[start]

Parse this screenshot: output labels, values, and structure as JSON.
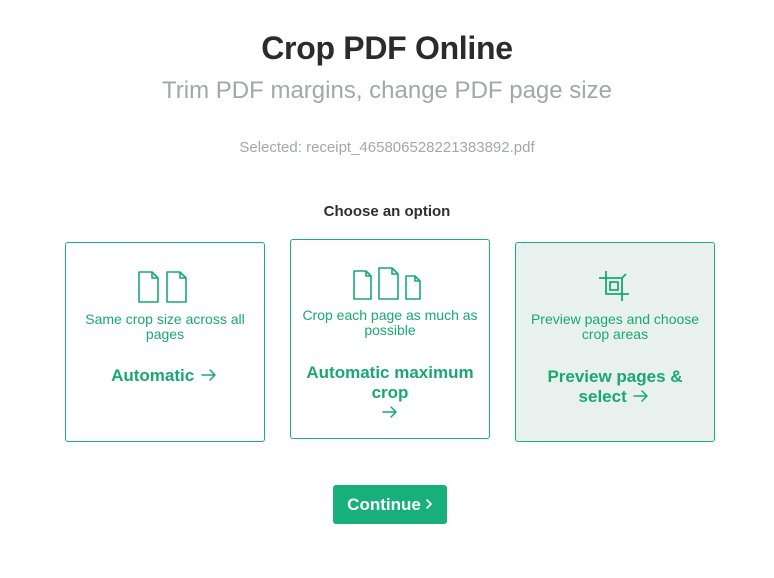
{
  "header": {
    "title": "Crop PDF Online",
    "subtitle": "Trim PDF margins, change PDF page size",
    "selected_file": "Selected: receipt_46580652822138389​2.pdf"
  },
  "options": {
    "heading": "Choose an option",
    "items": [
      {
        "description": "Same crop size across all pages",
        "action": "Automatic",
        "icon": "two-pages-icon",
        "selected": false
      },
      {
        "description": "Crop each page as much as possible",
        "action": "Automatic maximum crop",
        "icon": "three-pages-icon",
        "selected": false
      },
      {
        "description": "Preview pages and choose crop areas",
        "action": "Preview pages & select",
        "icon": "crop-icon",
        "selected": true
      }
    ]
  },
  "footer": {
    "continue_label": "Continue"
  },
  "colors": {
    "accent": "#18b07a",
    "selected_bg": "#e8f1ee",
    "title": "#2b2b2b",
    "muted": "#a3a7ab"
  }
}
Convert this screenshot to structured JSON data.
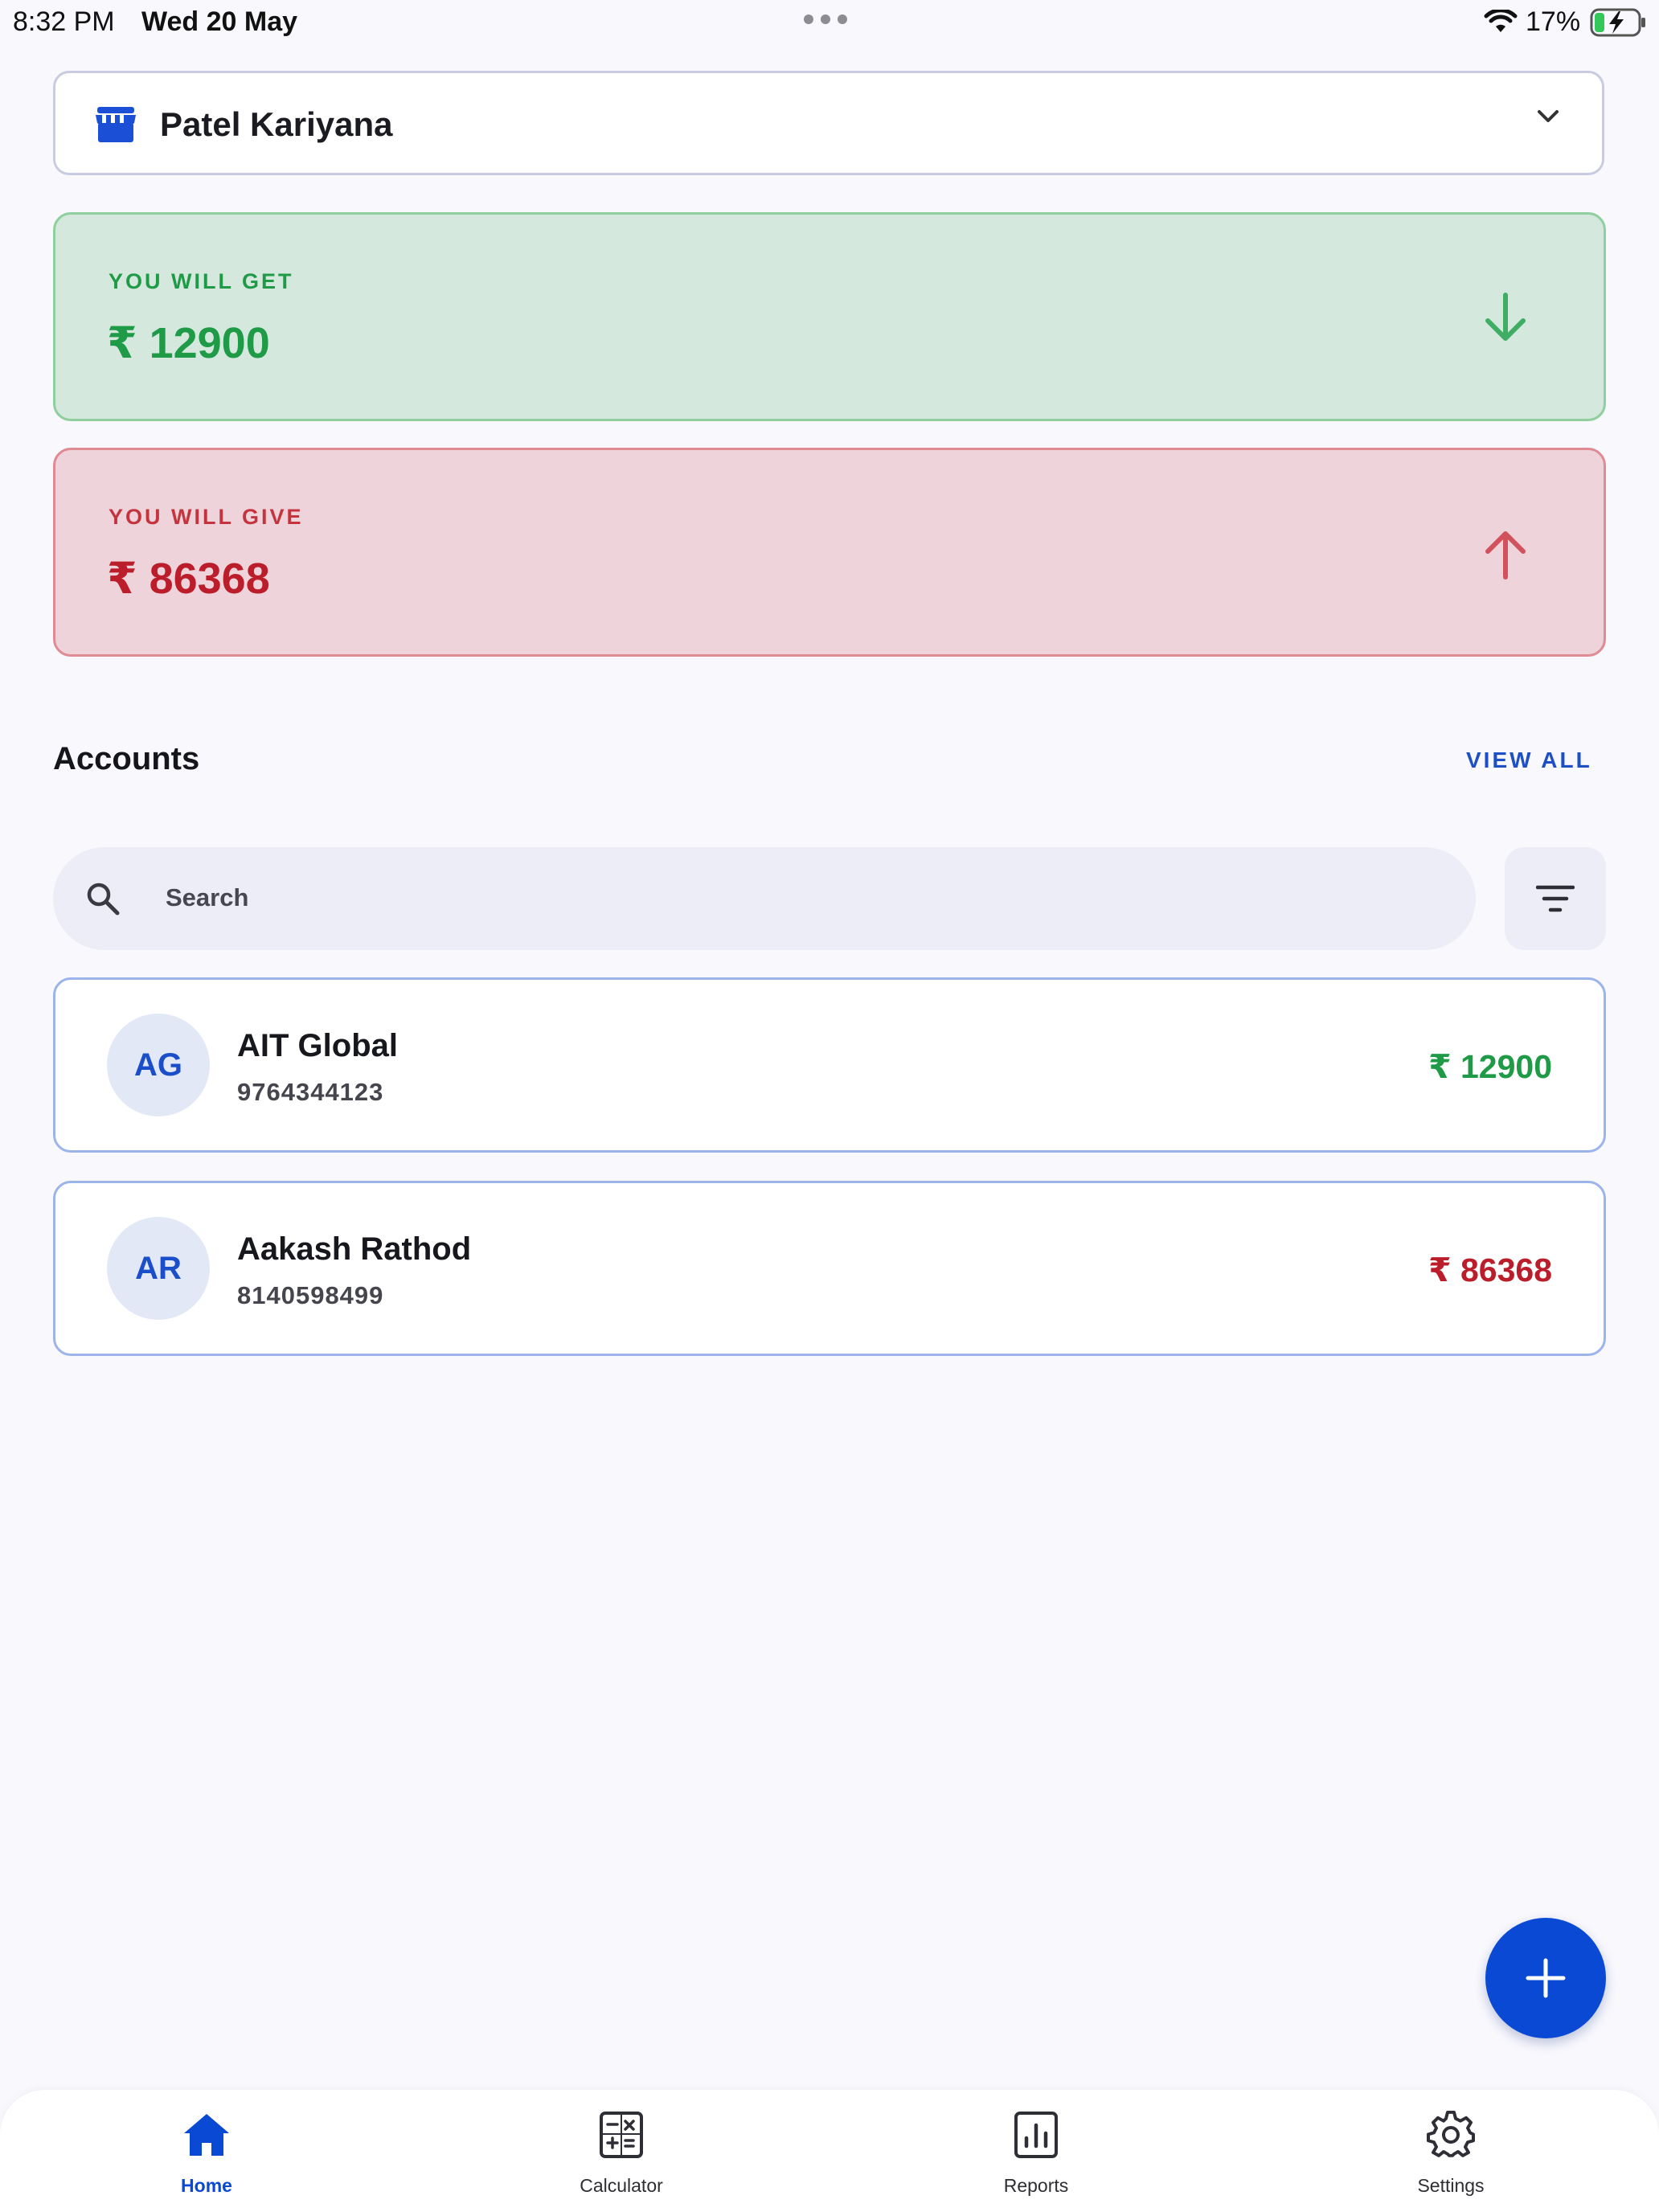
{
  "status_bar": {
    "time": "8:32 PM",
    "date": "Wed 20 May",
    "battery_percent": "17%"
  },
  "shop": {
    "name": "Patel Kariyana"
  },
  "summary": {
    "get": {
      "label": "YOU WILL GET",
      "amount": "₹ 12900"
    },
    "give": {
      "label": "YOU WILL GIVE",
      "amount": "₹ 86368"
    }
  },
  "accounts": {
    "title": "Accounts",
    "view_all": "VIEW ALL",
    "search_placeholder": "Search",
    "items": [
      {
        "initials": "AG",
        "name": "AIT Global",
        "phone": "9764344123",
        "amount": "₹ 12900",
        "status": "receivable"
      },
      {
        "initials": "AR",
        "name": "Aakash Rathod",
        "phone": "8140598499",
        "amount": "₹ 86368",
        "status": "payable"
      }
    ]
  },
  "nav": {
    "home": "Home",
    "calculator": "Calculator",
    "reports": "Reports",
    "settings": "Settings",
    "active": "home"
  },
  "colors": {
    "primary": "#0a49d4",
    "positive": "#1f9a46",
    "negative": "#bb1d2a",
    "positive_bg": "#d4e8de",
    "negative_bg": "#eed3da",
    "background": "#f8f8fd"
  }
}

[end]

All the records need to be repeated exactly, with the images dropped.

ANSWER BELOW
Parse this screenshot: output labels, values, and structure as JSON.
{
  "header": {
    "title": "Crop PDF Online",
    "subtitle": "Trim PDF margins, change PDF page size",
    "selected_file": "Selected: receipt_46580652822138389​2.pdf"
  },
  "options": {
    "heading": "Choose an option",
    "items": [
      {
        "description": "Same crop size across all pages",
        "action": "Automatic",
        "icon": "two-pages-icon",
        "selected": false
      },
      {
        "description": "Crop each page as much as possible",
        "action": "Automatic maximum crop",
        "icon": "three-pages-icon",
        "selected": false
      },
      {
        "description": "Preview pages and choose crop areas",
        "action": "Preview pages & select",
        "icon": "crop-icon",
        "selected": true
      }
    ]
  },
  "footer": {
    "continue_label": "Continue"
  },
  "colors": {
    "accent": "#18b07a",
    "selected_bg": "#e8f1ee",
    "title": "#2b2b2b",
    "muted": "#a3a7ab"
  }
}
Convert this screenshot to structured JSON data.
{
  "status_bar": {
    "time": "8:32 PM",
    "date": "Wed 20 May",
    "battery_percent": "17%"
  },
  "shop": {
    "name": "Patel Kariyana"
  },
  "summary": {
    "get": {
      "label": "YOU WILL GET",
      "amount": "₹ 12900"
    },
    "give": {
      "label": "YOU WILL GIVE",
      "amount": "₹ 86368"
    }
  },
  "accounts": {
    "title": "Accounts",
    "view_all": "VIEW ALL",
    "search_placeholder": "Search",
    "items": [
      {
        "initials": "AG",
        "name": "AIT Global",
        "phone": "9764344123",
        "amount": "₹ 12900",
        "status": "receivable"
      },
      {
        "initials": "AR",
        "name": "Aakash Rathod",
        "phone": "8140598499",
        "amount": "₹ 86368",
        "status": "payable"
      }
    ]
  },
  "nav": {
    "home": "Home",
    "calculator": "Calculator",
    "reports": "Reports",
    "settings": "Settings",
    "active": "home"
  },
  "colors": {
    "primary": "#0a49d4",
    "positive": "#1f9a46",
    "negative": "#bb1d2a",
    "positive_bg": "#d4e8de",
    "negative_bg": "#eed3da",
    "background": "#f8f8fd"
  }
}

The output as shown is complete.